→ Brief
The required output consists solely of the lines from the line containing "What text is on this page?" through the end of the records, copied exactly.

→ Given records
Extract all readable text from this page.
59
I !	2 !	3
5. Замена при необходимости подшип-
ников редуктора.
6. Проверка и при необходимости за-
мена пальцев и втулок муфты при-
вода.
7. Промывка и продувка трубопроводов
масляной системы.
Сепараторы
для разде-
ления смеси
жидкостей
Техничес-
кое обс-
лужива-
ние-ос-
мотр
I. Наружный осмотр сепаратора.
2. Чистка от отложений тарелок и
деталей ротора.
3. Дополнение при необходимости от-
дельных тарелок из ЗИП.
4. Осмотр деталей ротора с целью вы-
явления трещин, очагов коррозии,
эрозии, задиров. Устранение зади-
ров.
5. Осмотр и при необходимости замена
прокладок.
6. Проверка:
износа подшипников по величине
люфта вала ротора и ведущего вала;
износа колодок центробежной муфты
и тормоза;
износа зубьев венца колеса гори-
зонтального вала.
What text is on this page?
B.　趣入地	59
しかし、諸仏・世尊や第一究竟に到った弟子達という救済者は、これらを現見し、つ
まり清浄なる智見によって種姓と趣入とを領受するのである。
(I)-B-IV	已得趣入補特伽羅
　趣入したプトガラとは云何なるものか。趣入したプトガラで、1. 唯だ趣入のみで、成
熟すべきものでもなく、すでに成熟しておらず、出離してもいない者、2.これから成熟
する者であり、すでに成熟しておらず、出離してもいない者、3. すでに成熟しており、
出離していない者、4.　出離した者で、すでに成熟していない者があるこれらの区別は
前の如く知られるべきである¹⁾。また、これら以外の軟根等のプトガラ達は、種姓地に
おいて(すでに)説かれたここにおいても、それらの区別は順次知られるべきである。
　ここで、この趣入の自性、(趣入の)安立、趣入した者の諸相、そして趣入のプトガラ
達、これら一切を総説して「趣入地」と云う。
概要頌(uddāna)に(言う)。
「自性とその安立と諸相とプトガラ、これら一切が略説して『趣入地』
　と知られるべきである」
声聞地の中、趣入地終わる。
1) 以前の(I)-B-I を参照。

→ Output for this exercise
What text is on this page?
B.　趣入地	59
しかし、諸仏・世尊や第一究竟に到った弟子達という救済者は、これらを現見し、つ
まり清浄なる智見によって種姓と趣入とを領受するのである。
(I)-B-IV	已得趣入補特伽羅
　趣入したプトガラとは云何なるものか。趣入したプトガラで、1. 唯だ趣入のみで、成
熟すべきものでもなく、すでに成熟しておらず、出離してもいない者、2.これから成熟
する者であり、すでに成熟しておらず、出離してもいない者、3. すでに成熟しており、
出離していない者、4.　出離した者で、すでに成熟していない者があるこれらの区別は
前の如く知られるべきである¹⁾。また、これら以外の軟根等のプトガラ達は、種姓地に
おいて(すでに)説かれたここにおいても、それらの区別は順次知られるべきである。
　ここで、この趣入の自性、(趣入の)安立、趣入した者の諸相、そして趣入のプトガラ
達、これら一切を総説して「趣入地」と云う。
概要頌(uddāna)に(言う)。
「自性とその安立と諸相とプトガラ、これら一切が略説して『趣入地』
　と知られるべきである」
声聞地の中、趣入地終わる。
1) 以前の(I)-B-I を参照。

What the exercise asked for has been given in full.